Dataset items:
:::::
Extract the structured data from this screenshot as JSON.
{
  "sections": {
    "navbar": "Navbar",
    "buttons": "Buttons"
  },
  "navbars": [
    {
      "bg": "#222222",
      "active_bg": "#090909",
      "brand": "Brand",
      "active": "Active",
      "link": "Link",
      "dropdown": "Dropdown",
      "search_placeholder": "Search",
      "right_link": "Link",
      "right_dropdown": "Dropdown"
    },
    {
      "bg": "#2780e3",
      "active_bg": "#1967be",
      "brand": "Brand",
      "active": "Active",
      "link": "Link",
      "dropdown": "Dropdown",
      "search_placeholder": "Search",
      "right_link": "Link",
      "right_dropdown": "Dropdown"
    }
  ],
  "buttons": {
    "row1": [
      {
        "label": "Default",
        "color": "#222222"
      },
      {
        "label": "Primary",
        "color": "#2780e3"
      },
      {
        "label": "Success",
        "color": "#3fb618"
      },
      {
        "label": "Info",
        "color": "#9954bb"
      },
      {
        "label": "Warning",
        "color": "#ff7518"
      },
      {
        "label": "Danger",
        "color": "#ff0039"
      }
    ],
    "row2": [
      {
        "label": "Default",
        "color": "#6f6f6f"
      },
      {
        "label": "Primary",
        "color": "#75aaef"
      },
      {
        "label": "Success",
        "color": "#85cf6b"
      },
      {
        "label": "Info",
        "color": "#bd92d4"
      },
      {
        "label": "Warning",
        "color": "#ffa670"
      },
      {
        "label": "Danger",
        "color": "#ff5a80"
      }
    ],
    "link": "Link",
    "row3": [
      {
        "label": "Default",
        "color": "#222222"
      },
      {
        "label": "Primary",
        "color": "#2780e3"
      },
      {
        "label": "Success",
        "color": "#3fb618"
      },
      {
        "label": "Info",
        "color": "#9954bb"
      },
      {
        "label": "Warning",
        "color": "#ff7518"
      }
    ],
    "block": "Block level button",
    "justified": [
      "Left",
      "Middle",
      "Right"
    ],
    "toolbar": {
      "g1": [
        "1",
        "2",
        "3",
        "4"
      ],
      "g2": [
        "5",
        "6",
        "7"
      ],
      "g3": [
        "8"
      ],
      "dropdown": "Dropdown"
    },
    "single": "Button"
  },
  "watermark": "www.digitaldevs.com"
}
:::::
What is asked: Write out the records above again, keeping each one identical to the original.

Worked answer:
Extract the structured data from this screenshot as JSON.
{
  "sections": {
    "navbar": "Navbar",
    "buttons": "Buttons"
  },
  "navbars": [
    {
      "bg": "#222222",
      "active_bg": "#090909",
      "brand": "Brand",
      "active": "Active",
      "link": "Link",
      "dropdown": "Dropdown",
      "search_placeholder": "Search",
      "right_link": "Link",
      "right_dropdown": "Dropdown"
    },
    {
      "bg": "#2780e3",
      "active_bg": "#1967be",
      "brand": "Brand",
      "active": "Active",
      "link": "Link",
      "dropdown": "Dropdown",
      "search_placeholder": "Search",
      "right_link": "Link",
      "right_dropdown": "Dropdown"
    }
  ],
  "buttons": {
    "row1": [
      {
        "label": "Default",
        "color": "#222222"
      },
      {
        "label": "Primary",
        "color": "#2780e3"
      },
      {
        "label": "Success",
        "color": "#3fb618"
      },
      {
        "label": "Info",
        "color": "#9954bb"
      },
      {
        "label": "Warning",
        "color": "#ff7518"
      },
      {
        "label": "Danger",
        "color": "#ff0039"
      }
    ],
    "row2": [
      {
        "label": "Default",
        "color": "#6f6f6f"
      },
      {
        "label": "Primary",
        "color": "#75aaef"
      },
      {
        "label": "Success",
        "color": "#85cf6b"
      },
      {
        "label": "Info",
        "color": "#bd92d4"
      },
      {
        "label": "Warning",
        "color": "#ffa670"
      },
      {
        "label": "Danger",
        "color": "#ff5a80"
      }
    ],
    "link": "Link",
    "row3": [
      {
        "label": "Default",
        "color": "#222222"
      },
      {
        "label": "Primary",
        "color": "#2780e3"
      },
      {
        "label": "Success",
        "color": "#3fb618"
      },
      {
        "label": "Info",
        "color": "#9954bb"
      },
      {
        "label": "Warning",
        "color": "#ff7518"
      }
    ],
    "block": "Block level button",
    "justified": [
      "Left",
      "Middle",
      "Right"
    ],
    "toolbar": {
      "g1": [
        "1",
        "2",
        "3",
        "4"
      ],
      "g2": [
        "5",
        "6",
        "7"
      ],
      "g3": [
        "8"
      ],
      "dropdown": "Dropdown"
    },
    "single": "Button"
  },
  "watermark": "www.digitaldevs.com"
}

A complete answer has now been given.